**Written task**
Restate the full set of records exactly, word for word.
┄┄┄┄┄┄┄┄┄┄┄┄┄┄┄┄┄┄┄┄
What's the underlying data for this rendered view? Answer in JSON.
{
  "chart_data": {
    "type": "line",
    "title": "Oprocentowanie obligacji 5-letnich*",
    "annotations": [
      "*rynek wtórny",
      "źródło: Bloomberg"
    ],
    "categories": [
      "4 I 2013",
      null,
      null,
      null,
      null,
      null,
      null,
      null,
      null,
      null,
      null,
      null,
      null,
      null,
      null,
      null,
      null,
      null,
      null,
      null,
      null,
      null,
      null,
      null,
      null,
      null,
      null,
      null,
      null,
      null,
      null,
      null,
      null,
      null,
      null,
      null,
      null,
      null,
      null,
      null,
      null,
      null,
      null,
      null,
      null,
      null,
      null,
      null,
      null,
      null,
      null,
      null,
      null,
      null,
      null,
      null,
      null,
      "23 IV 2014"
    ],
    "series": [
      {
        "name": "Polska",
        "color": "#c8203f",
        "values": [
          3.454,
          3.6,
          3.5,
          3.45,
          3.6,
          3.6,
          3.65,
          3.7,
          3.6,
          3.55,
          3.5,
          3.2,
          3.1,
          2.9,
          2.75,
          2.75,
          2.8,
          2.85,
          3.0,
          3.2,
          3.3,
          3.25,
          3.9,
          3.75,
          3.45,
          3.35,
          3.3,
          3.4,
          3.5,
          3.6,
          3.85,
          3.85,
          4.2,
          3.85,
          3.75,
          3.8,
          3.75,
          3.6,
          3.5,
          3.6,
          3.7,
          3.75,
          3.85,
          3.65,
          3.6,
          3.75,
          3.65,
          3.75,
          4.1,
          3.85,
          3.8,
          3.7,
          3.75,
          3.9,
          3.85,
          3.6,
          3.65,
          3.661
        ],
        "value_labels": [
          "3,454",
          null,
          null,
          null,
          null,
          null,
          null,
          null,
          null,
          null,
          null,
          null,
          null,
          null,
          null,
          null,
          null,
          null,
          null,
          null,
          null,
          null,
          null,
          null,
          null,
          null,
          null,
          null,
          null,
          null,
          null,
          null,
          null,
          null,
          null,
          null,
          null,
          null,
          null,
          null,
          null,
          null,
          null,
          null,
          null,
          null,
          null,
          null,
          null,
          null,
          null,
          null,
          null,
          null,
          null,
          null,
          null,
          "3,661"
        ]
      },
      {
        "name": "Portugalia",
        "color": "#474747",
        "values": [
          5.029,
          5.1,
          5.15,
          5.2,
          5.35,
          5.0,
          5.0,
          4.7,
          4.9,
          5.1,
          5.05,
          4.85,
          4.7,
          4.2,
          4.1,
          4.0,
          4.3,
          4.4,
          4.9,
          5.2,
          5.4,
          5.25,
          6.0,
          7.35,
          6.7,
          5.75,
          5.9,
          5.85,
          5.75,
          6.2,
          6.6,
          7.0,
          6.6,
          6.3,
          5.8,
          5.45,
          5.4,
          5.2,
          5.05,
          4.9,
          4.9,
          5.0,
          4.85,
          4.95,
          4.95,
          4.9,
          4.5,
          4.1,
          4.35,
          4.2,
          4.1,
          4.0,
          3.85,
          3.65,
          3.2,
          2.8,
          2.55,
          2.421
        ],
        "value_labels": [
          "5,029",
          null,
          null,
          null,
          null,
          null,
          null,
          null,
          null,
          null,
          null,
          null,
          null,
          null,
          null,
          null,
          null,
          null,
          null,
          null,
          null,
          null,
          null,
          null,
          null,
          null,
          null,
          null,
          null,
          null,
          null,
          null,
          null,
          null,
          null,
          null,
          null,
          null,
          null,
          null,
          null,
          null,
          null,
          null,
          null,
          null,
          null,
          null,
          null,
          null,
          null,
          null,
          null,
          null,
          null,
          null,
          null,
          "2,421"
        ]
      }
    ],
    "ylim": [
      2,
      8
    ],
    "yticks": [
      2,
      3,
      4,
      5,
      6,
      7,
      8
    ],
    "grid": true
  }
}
┄┄┄┄┄┄┄┄┄┄┄┄┄┄┄┄┄┄┄┄
**Solution to the exercise**
What's the underlying data for this rendered view? Answer in JSON.
{
  "chart_data": {
    "type": "line",
    "title": "Oprocentowanie obligacji 5-letnich*",
    "annotations": [
      "*rynek wtórny",
      "źródło: Bloomberg"
    ],
    "categories": [
      "4 I 2013",
      null,
      null,
      null,
      null,
      null,
      null,
      null,
      null,
      null,
      null,
      null,
      null,
      null,
      null,
      null,
      null,
      null,
      null,
      null,
      null,
      null,
      null,
      null,
      null,
      null,
      null,
      null,
      null,
      null,
      null,
      null,
      null,
      null,
      null,
      null,
      null,
      null,
      null,
      null,
      null,
      null,
      null,
      null,
      null,
      null,
      null,
      null,
      null,
      null,
      null,
      null,
      null,
      null,
      null,
      null,
      null,
      "23 IV 2014"
    ],
    "series": [
      {
        "name": "Polska",
        "color": "#c8203f",
        "values": [
          3.454,
          3.6,
          3.5,
          3.45,
          3.6,
          3.6,
          3.65,
          3.7,
          3.6,
          3.55,
          3.5,
          3.2,
          3.1,
          2.9,
          2.75,
          2.75,
          2.8,
          2.85,
          3.0,
          3.2,
          3.3,
          3.25,
          3.9,
          3.75,
          3.45,
          3.35,
          3.3,
          3.4,
          3.5,
          3.6,
          3.85,
          3.85,
          4.2,
          3.85,
          3.75,
          3.8,
          3.75,
          3.6,
          3.5,
          3.6,
          3.7,
          3.75,
          3.85,
          3.65,
          3.6,
          3.75,
          3.65,
          3.75,
          4.1,
          3.85,
          3.8,
          3.7,
          3.75,
          3.9,
          3.85,
          3.6,
          3.65,
          3.661
        ],
        "value_labels": [
          "3,454",
          null,
          null,
          null,
          null,
          null,
          null,
          null,
          null,
          null,
          null,
          null,
          null,
          null,
          null,
          null,
          null,
          null,
          null,
          null,
          null,
          null,
          null,
          null,
          null,
          null,
          null,
          null,
          null,
          null,
          null,
          null,
          null,
          null,
          null,
          null,
          null,
          null,
          null,
          null,
          null,
          null,
          null,
          null,
          null,
          null,
          null,
          null,
          null,
          null,
          null,
          null,
          null,
          null,
          null,
          null,
          null,
          "3,661"
        ]
      },
      {
        "name": "Portugalia",
        "color": "#474747",
        "values": [
          5.029,
          5.1,
          5.15,
          5.2,
          5.35,
          5.0,
          5.0,
          4.7,
          4.9,
          5.1,
          5.05,
          4.85,
          4.7,
          4.2,
          4.1,
          4.0,
          4.3,
          4.4,
          4.9,
          5.2,
          5.4,
          5.25,
          6.0,
          7.35,
          6.7,
          5.75,
          5.9,
          5.85,
          5.75,
          6.2,
          6.6,
          7.0,
          6.6,
          6.3,
          5.8,
          5.45,
          5.4,
          5.2,
          5.05,
          4.9,
          4.9,
          5.0,
          4.85,
          4.95,
          4.95,
          4.9,
          4.5,
          4.1,
          4.35,
          4.2,
          4.1,
          4.0,
          3.85,
          3.65,
          3.2,
          2.8,
          2.55,
          2.421
        ],
        "value_labels": [
          "5,029",
          null,
          null,
          null,
          null,
          null,
          null,
          null,
          null,
          null,
          null,
          null,
          null,
          null,
          null,
          null,
          null,
          null,
          null,
          null,
          null,
          null,
          null,
          null,
          null,
          null,
          null,
          null,
          null,
          null,
          null,
          null,
          null,
          null,
          null,
          null,
          null,
          null,
          null,
          null,
          null,
          null,
          null,
          null,
          null,
          null,
          null,
          null,
          null,
          null,
          null,
          null,
          null,
          null,
          null,
          null,
          null,
          "2,421"
        ]
      }
    ],
    "ylim": [
      2,
      8
    ],
    "yticks": [
      2,
      3,
      4,
      5,
      6,
      7,
      8
    ],
    "grid": true
  }
}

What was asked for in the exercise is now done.